(Labeled region records)
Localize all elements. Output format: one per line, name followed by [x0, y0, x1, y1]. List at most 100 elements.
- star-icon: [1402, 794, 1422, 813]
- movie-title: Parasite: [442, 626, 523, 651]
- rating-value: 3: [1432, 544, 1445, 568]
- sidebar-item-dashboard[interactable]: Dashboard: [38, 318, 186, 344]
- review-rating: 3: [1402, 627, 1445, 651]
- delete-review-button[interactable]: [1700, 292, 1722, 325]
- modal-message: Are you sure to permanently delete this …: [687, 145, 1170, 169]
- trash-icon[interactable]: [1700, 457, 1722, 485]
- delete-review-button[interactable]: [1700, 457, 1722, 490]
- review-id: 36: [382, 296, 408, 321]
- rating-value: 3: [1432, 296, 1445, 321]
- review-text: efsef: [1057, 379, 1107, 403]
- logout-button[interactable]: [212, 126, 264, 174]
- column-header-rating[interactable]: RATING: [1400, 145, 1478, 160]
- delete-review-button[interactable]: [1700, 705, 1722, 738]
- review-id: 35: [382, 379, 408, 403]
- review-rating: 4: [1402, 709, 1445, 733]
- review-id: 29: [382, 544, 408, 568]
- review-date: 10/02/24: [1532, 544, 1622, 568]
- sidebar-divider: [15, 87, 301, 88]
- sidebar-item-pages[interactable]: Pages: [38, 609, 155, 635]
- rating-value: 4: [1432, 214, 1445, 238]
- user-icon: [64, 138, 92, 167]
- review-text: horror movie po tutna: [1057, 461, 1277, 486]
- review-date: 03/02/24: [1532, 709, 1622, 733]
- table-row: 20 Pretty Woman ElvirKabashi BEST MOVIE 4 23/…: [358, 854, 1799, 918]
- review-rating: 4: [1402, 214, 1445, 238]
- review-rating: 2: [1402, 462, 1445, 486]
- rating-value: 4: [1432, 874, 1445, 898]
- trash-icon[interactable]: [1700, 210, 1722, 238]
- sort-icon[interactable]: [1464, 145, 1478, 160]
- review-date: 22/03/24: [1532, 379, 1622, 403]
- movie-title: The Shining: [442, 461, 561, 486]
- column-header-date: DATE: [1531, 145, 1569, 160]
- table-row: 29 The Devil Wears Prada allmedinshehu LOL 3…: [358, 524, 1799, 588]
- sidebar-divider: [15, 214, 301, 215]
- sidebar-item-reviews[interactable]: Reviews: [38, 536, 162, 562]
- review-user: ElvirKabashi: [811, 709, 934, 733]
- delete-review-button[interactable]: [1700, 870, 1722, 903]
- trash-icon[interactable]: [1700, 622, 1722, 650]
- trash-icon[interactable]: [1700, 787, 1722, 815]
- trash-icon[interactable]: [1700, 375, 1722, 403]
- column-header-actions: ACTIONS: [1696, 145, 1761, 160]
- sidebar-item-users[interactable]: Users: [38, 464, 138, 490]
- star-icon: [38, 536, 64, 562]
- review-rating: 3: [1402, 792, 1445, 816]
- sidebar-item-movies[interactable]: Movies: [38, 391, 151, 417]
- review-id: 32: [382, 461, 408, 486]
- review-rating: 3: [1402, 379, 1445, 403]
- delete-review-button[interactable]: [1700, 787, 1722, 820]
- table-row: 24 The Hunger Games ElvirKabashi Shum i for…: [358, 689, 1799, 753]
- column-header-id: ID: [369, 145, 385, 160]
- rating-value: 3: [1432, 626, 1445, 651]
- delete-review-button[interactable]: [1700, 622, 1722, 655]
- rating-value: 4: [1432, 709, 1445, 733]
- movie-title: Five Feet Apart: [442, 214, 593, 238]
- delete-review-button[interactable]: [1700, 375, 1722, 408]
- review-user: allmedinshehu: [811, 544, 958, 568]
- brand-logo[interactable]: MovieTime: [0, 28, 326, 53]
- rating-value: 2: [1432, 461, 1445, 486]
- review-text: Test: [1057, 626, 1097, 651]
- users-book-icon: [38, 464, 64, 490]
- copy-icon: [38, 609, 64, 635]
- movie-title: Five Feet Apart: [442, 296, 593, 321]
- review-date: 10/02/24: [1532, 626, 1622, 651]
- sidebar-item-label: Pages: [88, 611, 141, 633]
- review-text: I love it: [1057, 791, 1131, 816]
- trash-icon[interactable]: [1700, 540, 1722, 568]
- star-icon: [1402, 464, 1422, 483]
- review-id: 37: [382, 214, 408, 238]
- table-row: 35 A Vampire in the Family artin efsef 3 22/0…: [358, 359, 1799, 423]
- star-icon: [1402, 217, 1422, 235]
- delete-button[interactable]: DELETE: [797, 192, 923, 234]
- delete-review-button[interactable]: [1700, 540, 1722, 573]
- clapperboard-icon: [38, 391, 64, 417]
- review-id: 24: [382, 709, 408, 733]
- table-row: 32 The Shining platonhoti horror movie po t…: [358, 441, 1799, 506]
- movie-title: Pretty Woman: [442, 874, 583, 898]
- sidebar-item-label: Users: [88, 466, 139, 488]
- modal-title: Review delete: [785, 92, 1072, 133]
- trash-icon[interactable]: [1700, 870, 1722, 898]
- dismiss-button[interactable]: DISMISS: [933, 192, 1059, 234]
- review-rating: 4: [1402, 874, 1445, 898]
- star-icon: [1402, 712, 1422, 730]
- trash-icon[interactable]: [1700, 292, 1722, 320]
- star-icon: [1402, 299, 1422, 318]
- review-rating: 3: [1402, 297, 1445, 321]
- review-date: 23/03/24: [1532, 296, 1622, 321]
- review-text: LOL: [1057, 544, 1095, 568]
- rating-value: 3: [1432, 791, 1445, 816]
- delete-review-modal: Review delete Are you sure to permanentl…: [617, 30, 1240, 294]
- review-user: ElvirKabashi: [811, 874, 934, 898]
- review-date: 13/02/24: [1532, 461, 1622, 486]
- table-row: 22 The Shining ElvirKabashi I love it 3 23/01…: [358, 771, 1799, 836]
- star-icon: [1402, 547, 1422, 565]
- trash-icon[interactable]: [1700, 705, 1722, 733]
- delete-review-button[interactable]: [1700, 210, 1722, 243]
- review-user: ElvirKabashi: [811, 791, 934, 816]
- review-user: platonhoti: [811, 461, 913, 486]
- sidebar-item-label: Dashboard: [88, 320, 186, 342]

* **Your task**:
Reproduce each line of the records above without changing anything.

* **Exercise solution**:
Localize all elements. Output format: one per line, name followed by [x0, y0, x1, y1]. List at most 100 elements.
- star-icon: [1402, 794, 1422, 813]
- movie-title: Parasite: [442, 626, 523, 651]
- rating-value: 3: [1432, 544, 1445, 568]
- sidebar-item-dashboard[interactable]: Dashboard: [38, 318, 186, 344]
- review-rating: 3: [1402, 627, 1445, 651]
- delete-review-button[interactable]: [1700, 292, 1722, 325]
- modal-message: Are you sure to permanently delete this …: [687, 145, 1170, 169]
- trash-icon[interactable]: [1700, 457, 1722, 485]
- delete-review-button[interactable]: [1700, 457, 1722, 490]
- review-id: 36: [382, 296, 408, 321]
- rating-value: 3: [1432, 296, 1445, 321]
- review-text: efsef: [1057, 379, 1107, 403]
- logout-button[interactable]: [212, 126, 264, 174]
- column-header-rating[interactable]: RATING: [1400, 145, 1478, 160]
- delete-review-button[interactable]: [1700, 705, 1722, 738]
- review-id: 35: [382, 379, 408, 403]
- review-rating: 4: [1402, 709, 1445, 733]
- review-id: 29: [382, 544, 408, 568]
- review-date: 10/02/24: [1532, 544, 1622, 568]
- sidebar-divider: [15, 87, 301, 88]
- sidebar-item-pages[interactable]: Pages: [38, 609, 155, 635]
- rating-value: 4: [1432, 214, 1445, 238]
- user-icon: [64, 138, 92, 167]
- review-text: horror movie po tutna: [1057, 461, 1277, 486]
- review-date: 03/02/24: [1532, 709, 1622, 733]
- table-row: 20 Pretty Woman ElvirKabashi BEST MOVIE 4 23/…: [358, 854, 1799, 918]
- review-rating: 4: [1402, 214, 1445, 238]
- review-rating: 2: [1402, 462, 1445, 486]
- rating-value: 4: [1432, 874, 1445, 898]
- trash-icon[interactable]: [1700, 210, 1722, 238]
- sort-icon[interactable]: [1464, 145, 1478, 160]
- review-date: 22/03/24: [1532, 379, 1622, 403]
- movie-title: The Shining: [442, 461, 561, 486]
- column-header-date: DATE: [1531, 145, 1569, 160]
- table-row: 29 The Devil Wears Prada allmedinshehu LOL 3…: [358, 524, 1799, 588]
- sidebar-divider: [15, 214, 301, 215]
- sidebar-item-reviews[interactable]: Reviews: [38, 536, 162, 562]
- review-user: ElvirKabashi: [811, 709, 934, 733]
- delete-review-button[interactable]: [1700, 870, 1722, 903]
- trash-icon[interactable]: [1700, 622, 1722, 650]
- trash-icon[interactable]: [1700, 787, 1722, 815]
- trash-icon[interactable]: [1700, 375, 1722, 403]
- column-header-actions: ACTIONS: [1696, 145, 1761, 160]
- sidebar-item-users[interactable]: Users: [38, 464, 138, 490]
- star-icon: [38, 536, 64, 562]
- review-rating: 3: [1402, 792, 1445, 816]
- sidebar-item-movies[interactable]: Movies: [38, 391, 151, 417]
- review-id: 32: [382, 461, 408, 486]
- review-rating: 3: [1402, 379, 1445, 403]
- delete-review-button[interactable]: [1700, 787, 1722, 820]
- table-row: 24 The Hunger Games ElvirKabashi Shum i for…: [358, 689, 1799, 753]
- column-header-id: ID: [369, 145, 385, 160]
- rating-value: 3: [1432, 626, 1445, 651]
- delete-review-button[interactable]: [1700, 622, 1722, 655]
- rating-value: 4: [1432, 709, 1445, 733]
- movie-title: Five Feet Apart: [442, 214, 593, 238]
- delete-review-button[interactable]: [1700, 375, 1722, 408]
- review-user: allmedinshehu: [811, 544, 958, 568]
- brand-logo[interactable]: MovieTime: [0, 28, 326, 53]
- rating-value: 2: [1432, 461, 1445, 486]
- review-text: Test: [1057, 626, 1097, 651]
- users-book-icon: [38, 464, 64, 490]
- copy-icon: [38, 609, 64, 635]
- movie-title: Five Feet Apart: [442, 296, 593, 321]
- review-date: 10/02/24: [1532, 626, 1622, 651]
- sidebar-item-label: Pages: [88, 611, 141, 633]
- review-text: I love it: [1057, 791, 1131, 816]
- trash-icon[interactable]: [1700, 540, 1722, 568]
- star-icon: [1402, 464, 1422, 483]
- review-id: 37: [382, 214, 408, 238]
- table-row: 35 A Vampire in the Family artin efsef 3 22/0…: [358, 359, 1799, 423]
- star-icon: [1402, 217, 1422, 235]
- delete-button[interactable]: DELETE: [797, 192, 923, 234]
- delete-review-button[interactable]: [1700, 540, 1722, 573]
- clapperboard-icon: [38, 391, 64, 417]
- review-id: 24: [382, 709, 408, 733]
- table-row: 32 The Shining platonhoti horror movie po t…: [358, 441, 1799, 506]
- movie-title: Pretty Woman: [442, 874, 583, 898]
- sidebar-item-label: Users: [88, 466, 139, 488]
- modal-title: Review delete: [785, 92, 1072, 133]
- trash-icon[interactable]: [1700, 870, 1722, 898]
- dismiss-button[interactable]: DISMISS: [933, 192, 1059, 234]
- review-rating: 4: [1402, 874, 1445, 898]
- star-icon: [1402, 712, 1422, 730]
- trash-icon[interactable]: [1700, 292, 1722, 320]
- star-icon: [1402, 299, 1422, 318]
- review-rating: 3: [1402, 297, 1445, 321]
- review-date: 23/03/24: [1532, 296, 1622, 321]
- review-text: LOL: [1057, 544, 1095, 568]
- rating-value: 3: [1432, 791, 1445, 816]
- delete-review-modal: Review delete Are you sure to permanentl…: [617, 30, 1240, 294]
- review-user: ElvirKabashi: [811, 874, 934, 898]
- review-date: 13/02/24: [1532, 461, 1622, 486]
- table-row: 22 The Shining ElvirKabashi I love it 3 23/01…: [358, 771, 1799, 836]
- star-icon: [1402, 547, 1422, 565]
- trash-icon[interactable]: [1700, 705, 1722, 733]
- delete-review-button[interactable]: [1700, 210, 1722, 243]
- review-user: ElvirKabashi: [811, 791, 934, 816]
- review-user: platonhoti: [811, 461, 913, 486]
- sidebar-item-label: Dashboard: [88, 320, 186, 342]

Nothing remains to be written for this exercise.